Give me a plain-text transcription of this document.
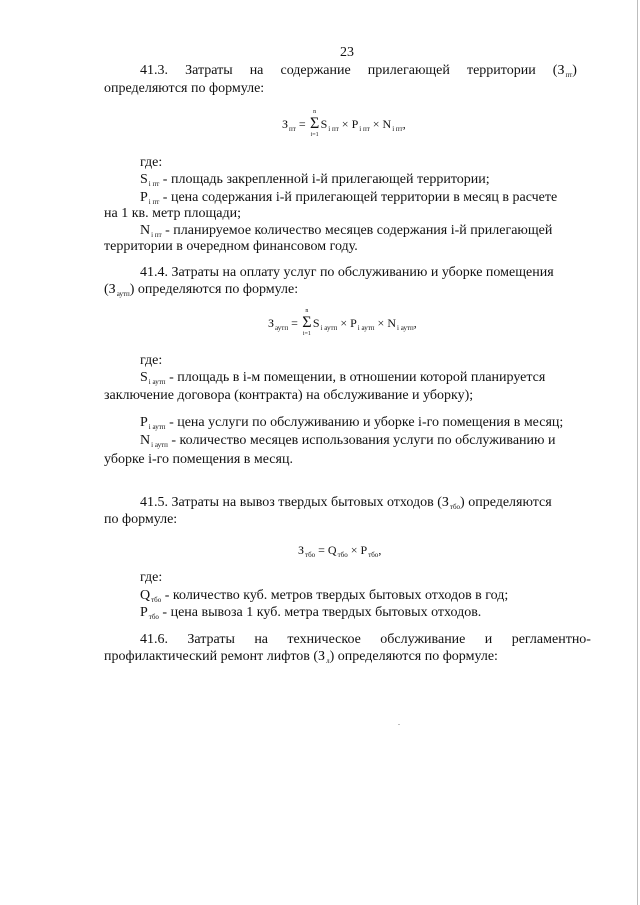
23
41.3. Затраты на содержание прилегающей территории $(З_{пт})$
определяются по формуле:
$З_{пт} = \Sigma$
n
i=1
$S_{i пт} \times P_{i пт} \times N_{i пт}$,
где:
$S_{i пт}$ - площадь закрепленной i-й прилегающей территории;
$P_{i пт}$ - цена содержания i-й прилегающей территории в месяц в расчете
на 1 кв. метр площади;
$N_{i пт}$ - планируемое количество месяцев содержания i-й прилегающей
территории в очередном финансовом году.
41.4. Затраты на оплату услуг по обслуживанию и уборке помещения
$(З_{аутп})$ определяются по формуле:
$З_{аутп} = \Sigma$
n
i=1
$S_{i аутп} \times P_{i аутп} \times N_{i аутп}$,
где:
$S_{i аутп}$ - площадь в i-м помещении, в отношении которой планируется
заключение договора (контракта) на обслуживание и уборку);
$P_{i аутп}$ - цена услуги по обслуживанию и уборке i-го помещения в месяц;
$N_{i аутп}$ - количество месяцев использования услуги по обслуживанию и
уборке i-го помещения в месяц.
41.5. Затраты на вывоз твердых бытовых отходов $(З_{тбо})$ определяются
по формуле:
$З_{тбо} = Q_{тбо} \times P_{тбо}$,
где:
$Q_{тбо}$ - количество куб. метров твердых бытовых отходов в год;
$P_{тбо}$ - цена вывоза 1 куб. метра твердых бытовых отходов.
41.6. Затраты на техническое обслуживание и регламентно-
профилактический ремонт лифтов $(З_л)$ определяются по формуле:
::::::::::
TASK GOAL: Identify the lines above with the word "твердых". Copy them.

RESULT OF THIS EXERCISE:
41.5. Затраты на вывоз твердых бытовых отходов $(З_{тбо})$ определяются
$Q_{тбо}$ - количество куб. метров твердых бытовых отходов в год;
$P_{тбо}$ - цена вывоза 1 куб. метра твердых бытовых отходов.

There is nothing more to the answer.